» Task requirements
Reproduce everything from the start of the records down to the line containing "bar-data-label: 1388.9 xyxy=(112,277,159,292)", inclusive, substituting "right-axis-tick-label" for every occurrence of "y-right-tick-label" and leaving all else unchanged.

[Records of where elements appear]
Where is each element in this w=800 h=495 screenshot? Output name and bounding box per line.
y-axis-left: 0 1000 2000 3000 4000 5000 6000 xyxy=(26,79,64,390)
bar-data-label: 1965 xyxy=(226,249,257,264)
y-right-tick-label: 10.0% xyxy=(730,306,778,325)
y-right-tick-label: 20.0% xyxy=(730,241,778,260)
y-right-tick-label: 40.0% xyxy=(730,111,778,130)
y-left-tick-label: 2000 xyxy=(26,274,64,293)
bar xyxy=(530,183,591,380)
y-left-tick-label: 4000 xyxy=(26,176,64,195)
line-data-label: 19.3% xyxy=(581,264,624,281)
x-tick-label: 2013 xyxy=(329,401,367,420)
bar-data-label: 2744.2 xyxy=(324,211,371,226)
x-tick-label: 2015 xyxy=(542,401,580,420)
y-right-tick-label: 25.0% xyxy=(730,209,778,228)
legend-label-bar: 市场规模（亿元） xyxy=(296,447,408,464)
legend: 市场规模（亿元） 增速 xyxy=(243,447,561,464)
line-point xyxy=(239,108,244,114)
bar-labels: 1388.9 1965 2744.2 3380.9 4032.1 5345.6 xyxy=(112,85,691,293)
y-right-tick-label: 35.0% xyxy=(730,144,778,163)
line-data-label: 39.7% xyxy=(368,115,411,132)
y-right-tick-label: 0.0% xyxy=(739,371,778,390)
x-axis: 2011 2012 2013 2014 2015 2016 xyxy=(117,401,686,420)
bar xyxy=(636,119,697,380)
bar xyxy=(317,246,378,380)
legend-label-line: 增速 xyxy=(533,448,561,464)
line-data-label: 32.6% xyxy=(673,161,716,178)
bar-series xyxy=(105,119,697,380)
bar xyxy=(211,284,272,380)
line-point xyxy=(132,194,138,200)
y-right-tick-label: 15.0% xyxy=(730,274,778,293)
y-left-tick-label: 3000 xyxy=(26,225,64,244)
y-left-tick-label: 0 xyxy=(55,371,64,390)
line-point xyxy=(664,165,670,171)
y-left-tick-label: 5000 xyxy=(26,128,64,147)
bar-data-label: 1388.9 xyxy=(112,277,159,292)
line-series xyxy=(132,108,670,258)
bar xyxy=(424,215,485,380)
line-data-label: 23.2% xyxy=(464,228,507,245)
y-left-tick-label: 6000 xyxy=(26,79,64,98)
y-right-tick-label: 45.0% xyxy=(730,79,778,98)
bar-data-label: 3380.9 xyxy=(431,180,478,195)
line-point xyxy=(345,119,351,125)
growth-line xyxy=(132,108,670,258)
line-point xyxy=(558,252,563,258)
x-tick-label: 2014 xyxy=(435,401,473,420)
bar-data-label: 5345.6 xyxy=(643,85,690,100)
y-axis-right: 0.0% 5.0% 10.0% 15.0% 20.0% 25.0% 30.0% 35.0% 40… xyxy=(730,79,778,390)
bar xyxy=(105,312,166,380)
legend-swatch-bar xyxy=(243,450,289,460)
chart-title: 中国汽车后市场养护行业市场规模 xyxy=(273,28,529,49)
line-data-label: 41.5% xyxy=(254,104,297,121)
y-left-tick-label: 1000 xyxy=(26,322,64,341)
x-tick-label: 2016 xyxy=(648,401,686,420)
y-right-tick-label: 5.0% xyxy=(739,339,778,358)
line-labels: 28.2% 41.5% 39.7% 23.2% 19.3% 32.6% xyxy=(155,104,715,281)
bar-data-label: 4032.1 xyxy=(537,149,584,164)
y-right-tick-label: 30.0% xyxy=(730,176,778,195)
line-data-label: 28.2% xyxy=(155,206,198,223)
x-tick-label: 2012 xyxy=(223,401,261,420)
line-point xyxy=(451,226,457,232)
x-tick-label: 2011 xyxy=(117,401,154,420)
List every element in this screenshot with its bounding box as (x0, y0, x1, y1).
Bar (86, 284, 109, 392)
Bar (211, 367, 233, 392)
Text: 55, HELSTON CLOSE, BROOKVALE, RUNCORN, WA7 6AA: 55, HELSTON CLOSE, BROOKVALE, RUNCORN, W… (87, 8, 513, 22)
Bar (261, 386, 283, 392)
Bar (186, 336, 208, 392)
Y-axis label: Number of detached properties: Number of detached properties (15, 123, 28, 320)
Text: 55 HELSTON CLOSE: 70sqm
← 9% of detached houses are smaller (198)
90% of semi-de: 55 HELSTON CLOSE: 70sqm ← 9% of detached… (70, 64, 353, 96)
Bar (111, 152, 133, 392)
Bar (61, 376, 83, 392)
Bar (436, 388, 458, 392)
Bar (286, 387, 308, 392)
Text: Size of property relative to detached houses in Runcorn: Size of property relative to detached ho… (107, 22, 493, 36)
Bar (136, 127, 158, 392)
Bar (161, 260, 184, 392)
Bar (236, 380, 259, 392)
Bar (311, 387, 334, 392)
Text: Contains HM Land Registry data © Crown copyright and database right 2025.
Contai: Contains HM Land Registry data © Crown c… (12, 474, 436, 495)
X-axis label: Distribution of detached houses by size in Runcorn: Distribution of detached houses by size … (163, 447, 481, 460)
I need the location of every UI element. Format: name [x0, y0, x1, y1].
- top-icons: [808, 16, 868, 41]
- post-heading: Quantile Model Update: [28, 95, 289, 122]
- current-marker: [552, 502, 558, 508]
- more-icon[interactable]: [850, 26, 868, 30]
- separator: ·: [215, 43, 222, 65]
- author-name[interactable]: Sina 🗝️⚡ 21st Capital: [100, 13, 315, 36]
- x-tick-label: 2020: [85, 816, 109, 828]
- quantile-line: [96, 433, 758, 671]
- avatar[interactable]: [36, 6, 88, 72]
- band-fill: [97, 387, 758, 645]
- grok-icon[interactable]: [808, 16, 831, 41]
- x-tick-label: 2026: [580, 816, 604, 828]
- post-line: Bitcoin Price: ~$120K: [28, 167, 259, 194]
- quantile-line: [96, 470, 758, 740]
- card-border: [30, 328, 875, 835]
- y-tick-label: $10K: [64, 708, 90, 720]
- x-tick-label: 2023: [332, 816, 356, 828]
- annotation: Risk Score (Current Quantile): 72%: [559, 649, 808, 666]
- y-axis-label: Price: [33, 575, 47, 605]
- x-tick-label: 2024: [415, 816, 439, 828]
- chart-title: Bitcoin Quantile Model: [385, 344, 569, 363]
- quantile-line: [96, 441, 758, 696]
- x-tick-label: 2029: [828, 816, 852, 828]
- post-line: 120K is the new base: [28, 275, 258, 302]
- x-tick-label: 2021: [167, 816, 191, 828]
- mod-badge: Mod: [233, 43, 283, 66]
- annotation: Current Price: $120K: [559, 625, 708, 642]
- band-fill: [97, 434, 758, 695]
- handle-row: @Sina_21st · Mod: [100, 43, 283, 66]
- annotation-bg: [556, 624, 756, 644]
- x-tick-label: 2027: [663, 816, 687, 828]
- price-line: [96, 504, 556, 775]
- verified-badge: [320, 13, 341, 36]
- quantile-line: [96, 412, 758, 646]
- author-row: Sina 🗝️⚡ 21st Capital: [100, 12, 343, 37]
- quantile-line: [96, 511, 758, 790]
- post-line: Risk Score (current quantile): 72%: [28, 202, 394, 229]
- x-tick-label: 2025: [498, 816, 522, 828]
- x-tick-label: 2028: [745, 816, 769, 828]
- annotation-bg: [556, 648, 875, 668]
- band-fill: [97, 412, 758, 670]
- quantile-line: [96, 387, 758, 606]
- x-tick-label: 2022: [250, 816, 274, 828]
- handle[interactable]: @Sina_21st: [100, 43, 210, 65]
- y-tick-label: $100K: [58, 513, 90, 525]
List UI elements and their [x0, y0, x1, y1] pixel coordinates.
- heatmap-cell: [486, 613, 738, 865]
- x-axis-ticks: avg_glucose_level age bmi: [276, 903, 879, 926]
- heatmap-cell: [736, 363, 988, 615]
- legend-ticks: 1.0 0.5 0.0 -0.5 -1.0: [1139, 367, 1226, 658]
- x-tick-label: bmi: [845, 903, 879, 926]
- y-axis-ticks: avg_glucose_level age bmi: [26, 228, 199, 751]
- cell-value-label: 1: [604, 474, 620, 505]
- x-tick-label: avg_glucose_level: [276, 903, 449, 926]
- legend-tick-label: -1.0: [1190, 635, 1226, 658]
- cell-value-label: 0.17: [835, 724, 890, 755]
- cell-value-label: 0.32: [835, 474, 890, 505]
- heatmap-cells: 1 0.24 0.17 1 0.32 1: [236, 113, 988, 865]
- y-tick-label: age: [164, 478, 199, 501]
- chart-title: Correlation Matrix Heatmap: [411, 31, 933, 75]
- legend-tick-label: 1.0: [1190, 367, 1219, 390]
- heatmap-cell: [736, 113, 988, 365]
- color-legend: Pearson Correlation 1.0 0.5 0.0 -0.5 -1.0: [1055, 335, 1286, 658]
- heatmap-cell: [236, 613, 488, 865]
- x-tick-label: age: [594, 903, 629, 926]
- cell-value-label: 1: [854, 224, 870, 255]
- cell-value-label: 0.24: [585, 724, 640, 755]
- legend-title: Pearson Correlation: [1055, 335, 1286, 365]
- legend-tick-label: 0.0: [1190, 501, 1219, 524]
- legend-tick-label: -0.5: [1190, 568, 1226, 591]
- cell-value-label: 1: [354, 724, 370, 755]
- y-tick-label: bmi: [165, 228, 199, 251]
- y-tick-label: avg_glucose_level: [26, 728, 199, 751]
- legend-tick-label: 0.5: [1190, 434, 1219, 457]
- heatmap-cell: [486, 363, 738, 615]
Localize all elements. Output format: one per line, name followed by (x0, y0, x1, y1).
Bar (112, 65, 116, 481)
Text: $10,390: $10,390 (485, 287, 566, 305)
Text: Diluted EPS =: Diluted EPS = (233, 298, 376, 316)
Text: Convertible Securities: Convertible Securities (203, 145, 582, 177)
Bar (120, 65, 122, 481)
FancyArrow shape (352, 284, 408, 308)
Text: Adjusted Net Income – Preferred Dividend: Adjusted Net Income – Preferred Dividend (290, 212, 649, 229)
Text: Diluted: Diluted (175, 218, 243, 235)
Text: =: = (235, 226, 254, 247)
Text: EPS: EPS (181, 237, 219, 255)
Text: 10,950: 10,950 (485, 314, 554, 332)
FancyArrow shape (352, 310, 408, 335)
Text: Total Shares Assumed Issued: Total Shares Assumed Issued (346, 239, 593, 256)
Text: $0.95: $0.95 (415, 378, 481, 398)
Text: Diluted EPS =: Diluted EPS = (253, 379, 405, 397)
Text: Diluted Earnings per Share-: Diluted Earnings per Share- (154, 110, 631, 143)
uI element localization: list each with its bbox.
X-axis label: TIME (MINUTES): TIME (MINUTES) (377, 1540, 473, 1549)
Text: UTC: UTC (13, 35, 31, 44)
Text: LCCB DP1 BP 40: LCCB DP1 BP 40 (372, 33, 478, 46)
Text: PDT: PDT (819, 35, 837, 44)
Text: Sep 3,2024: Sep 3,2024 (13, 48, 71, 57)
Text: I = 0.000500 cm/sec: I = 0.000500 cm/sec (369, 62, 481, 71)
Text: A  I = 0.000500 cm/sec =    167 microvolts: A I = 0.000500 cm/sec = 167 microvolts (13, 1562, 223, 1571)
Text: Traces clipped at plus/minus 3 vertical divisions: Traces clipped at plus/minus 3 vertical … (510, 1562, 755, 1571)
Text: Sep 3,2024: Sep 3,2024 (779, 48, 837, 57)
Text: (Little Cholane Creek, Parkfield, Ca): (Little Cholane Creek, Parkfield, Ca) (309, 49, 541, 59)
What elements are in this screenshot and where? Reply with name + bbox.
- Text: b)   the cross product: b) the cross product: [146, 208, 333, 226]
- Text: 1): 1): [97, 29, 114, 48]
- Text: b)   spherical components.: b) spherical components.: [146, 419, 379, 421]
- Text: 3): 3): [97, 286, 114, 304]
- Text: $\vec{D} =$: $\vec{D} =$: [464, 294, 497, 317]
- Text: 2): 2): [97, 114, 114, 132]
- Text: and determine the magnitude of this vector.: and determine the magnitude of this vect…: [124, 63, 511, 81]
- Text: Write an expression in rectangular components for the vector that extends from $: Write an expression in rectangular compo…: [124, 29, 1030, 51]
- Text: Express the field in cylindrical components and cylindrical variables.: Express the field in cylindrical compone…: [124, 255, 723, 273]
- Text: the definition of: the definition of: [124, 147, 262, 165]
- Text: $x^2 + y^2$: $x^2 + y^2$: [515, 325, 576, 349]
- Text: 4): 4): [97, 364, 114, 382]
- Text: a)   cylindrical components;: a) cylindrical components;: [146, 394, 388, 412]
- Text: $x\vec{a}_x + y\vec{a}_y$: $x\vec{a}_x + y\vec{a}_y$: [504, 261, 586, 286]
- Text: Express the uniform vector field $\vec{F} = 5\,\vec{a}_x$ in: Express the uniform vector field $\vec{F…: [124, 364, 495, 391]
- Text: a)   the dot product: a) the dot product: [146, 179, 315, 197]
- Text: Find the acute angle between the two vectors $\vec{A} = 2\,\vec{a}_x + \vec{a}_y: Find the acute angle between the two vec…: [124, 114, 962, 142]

» Written response
Where is each element in this w=800 h=495 screenshot? Output name and bounding box per line.
y-axis-left: 0 1000 2000 3000 4000 5000 6000 xyxy=(26,79,64,390)
bar-data-label: 1965 xyxy=(226,249,257,264)
right-axis-tick-label: 10.0% xyxy=(730,306,778,325)
right-axis-tick-label: 20.0% xyxy=(730,241,778,260)
right-axis-tick-label: 40.0% xyxy=(730,111,778,130)
y-left-tick-label: 2000 xyxy=(26,274,64,293)
bar xyxy=(530,183,591,380)
y-left-tick-label: 4000 xyxy=(26,176,64,195)
line-data-label: 19.3% xyxy=(581,264,624,281)
x-tick-label: 2013 xyxy=(329,401,367,420)
bar-data-label: 2744.2 xyxy=(324,211,371,226)
x-tick-label: 2015 xyxy=(542,401,580,420)
right-axis-tick-label: 25.0% xyxy=(730,209,778,228)
legend-label-bar: 市场规模（亿元） xyxy=(296,447,408,464)
legend: 市场规模（亿元） 增速 xyxy=(243,447,561,464)
line-point xyxy=(239,108,244,114)
bar-labels: 1388.9 1965 2744.2 3380.9 4032.1 5345.6 xyxy=(112,85,691,293)
right-axis-tick-label: 35.0% xyxy=(730,144,778,163)
line-data-label: 39.7% xyxy=(368,115,411,132)
right-axis-tick-label: 0.0% xyxy=(739,371,778,390)
x-axis: 2011 2012 2013 2014 2015 2016 xyxy=(117,401,686,420)
bar xyxy=(636,119,697,380)
bar xyxy=(317,246,378,380)
legend-label-line: 增速 xyxy=(533,448,561,464)
line-data-label: 32.6% xyxy=(673,161,716,178)
bar-series xyxy=(105,119,697,380)
bar xyxy=(211,284,272,380)
line-point xyxy=(132,194,138,200)
right-axis-tick-label: 15.0% xyxy=(730,274,778,293)
y-left-tick-label: 3000 xyxy=(26,225,64,244)
y-left-tick-label: 0 xyxy=(55,371,64,390)
line-point xyxy=(664,165,670,171)
y-left-tick-label: 5000 xyxy=(26,128,64,147)
bar-data-label: 1388.9 xyxy=(112,277,159,292)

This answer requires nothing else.